→ Set exercise 1:
In two sentences, summarize the forum thread about the VAHC auction.
→ Set exercise 2:
List each username that appears as the author of a post in the forum thread about the VAHC auction, naming each one only once.

# VAHC Auction tonight



## Chappy (Apr 21, 2010)

Looks like I can't help myself - I'll be heading to the auction tonight. I'll be picking up some stuff from Pat and Charles. Not particularly looking for fish, but wouldn't turn my nose up at a leopard pleco if anyone is selling......just sayin' 
Shelley


----------



## charles (Apr 21, 2010)

leopard pleco, where in the world you want one of those  They get big and messy...

But if you want leopard cactus plecos, I don't have them anymore


----------



## Mykiss (Apr 22, 2010)

Well, if you don't have leopard cactus plecos I have cactus wood....lol


----------



## Chappy (Apr 21, 2010)

I had a beautiful, yet stupid, male betta get trapped in a piece of cactus wood for 2 days. No more for me, please!!! Actually, come to think of it, cactus wood would be good in Fluffy's tank. Could I have six pieces, please? Just add it to my stash for tonight 
Thanks, Patrick.


----------



## 2wheelsx2 (Apr 21, 2010)

Maybe you can pick up the BEP in the auction tonight? Wonder how much that will auction for?


----------



## Chappy (Apr 21, 2010)

Mykiss said:


> Well, if you don't have leopard cactus plecos I have cactus wood....lol


Hi Pat:
Can you throw in some plants that you think might do well in the wild discus tank? Low pH around 6.0'ish, not a lot of light, and 86 degrees? Something tough and hardy. If you've got anything, please throw it in with the rest and remember I'm trying to keep under $200, but expect to maybe go a bit higher 

Thanks again
Shelley


----------



## 2wheelsx2 (Apr 21, 2010)

-N/A- said:


> remember I'm trying to keep under $200, but expect to maybe go a bit higher


Like +/- 300%.


----------



## Chappy (Apr 21, 2010)

2wheelsx2 said:


> Like +/- 300%.


Dang - my friends know me all too well


----------



## CRS Fan (Apr 21, 2010)

I won't be there, BUT some of my plants will be ! Have a Grande Ole Time.

Stuart


----------



## onefishtwofish (Apr 21, 2010)

hahahaha..........maybe there will be a mermaid for sale............


----------



## Chappy (Apr 21, 2010)

onefishtwofish said:


> hahahaha..........maybe there will be a mermaid for sale............

→ Material:
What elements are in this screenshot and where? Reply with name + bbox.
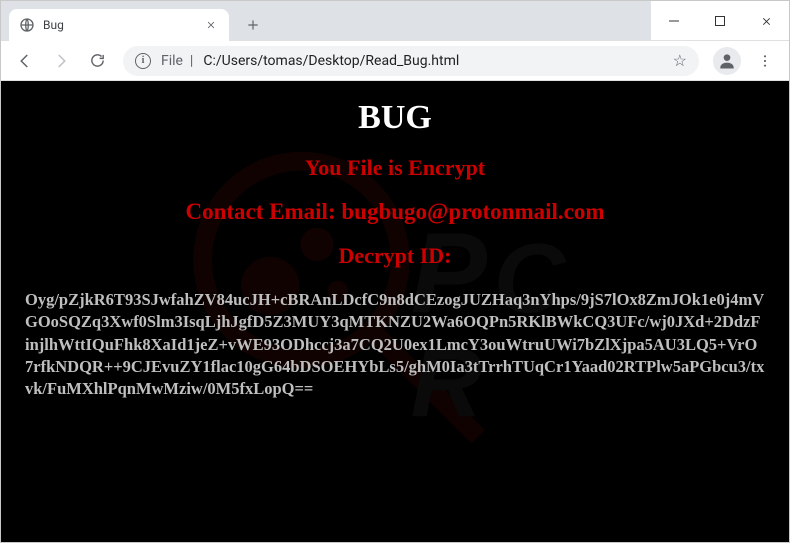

→ Final answer 1:
Chappy plans to attend the VAHC auction that evening to pick up items from Pat and Charles. Chappy requests six pieces of cactus wood and hardy plants for a wild discus tank while aiming to stay under $200, and other participants joke about the spending and mention that some of their plants will be at the auction.

→ Final answer 2:
- Chappy
- charles
- Mykiss
- 2wheelsx2
- CRS Fan
- onefishtwofish